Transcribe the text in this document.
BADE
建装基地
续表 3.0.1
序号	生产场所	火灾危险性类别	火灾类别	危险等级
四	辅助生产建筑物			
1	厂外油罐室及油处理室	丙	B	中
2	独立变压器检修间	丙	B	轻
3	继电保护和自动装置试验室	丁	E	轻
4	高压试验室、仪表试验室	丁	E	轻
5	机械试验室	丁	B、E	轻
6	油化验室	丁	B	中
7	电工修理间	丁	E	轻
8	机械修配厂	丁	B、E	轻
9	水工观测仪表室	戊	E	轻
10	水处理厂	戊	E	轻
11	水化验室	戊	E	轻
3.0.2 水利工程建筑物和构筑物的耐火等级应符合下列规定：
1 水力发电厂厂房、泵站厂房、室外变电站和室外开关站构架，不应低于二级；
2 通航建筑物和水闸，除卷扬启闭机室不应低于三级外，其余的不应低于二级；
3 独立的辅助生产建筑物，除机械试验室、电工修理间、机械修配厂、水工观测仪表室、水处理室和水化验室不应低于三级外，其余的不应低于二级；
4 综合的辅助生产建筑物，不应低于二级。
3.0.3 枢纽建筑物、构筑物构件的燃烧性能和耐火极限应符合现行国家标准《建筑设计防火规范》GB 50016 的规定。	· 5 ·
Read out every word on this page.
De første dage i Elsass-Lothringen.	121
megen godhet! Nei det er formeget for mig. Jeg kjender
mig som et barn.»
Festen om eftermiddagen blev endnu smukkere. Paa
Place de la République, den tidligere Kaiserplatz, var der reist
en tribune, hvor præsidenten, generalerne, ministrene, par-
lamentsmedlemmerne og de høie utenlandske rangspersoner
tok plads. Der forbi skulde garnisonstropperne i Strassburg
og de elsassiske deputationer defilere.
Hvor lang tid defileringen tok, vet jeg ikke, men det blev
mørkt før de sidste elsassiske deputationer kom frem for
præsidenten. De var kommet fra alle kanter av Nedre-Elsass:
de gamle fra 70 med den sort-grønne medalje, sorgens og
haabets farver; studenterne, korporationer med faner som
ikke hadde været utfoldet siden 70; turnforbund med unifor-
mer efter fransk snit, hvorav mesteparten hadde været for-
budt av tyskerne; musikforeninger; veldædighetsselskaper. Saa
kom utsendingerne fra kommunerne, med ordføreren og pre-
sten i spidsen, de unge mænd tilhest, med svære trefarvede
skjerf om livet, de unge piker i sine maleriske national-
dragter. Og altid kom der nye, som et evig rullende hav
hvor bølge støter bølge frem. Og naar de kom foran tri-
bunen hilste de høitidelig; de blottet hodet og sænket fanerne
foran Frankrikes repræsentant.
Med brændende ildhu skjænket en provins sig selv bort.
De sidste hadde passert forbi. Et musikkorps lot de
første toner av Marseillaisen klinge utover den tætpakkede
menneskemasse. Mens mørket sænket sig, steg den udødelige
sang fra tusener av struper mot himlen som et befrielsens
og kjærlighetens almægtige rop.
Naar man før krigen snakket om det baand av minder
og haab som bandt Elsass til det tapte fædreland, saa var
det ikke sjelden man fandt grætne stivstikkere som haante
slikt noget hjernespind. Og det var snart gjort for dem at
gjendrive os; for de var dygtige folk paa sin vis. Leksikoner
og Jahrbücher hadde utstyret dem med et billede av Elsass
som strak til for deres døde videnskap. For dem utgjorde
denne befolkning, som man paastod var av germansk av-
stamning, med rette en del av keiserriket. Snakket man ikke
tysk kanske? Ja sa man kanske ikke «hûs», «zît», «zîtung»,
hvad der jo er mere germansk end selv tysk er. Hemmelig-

Aim of the exercise
Go through the listing above and list every line that has the word "forbi".

Problem solution
tok plads. Der forbi skulde garnisonstropperne i Strassburg
De sidste hadde passert forbi. Et musikkorps lot de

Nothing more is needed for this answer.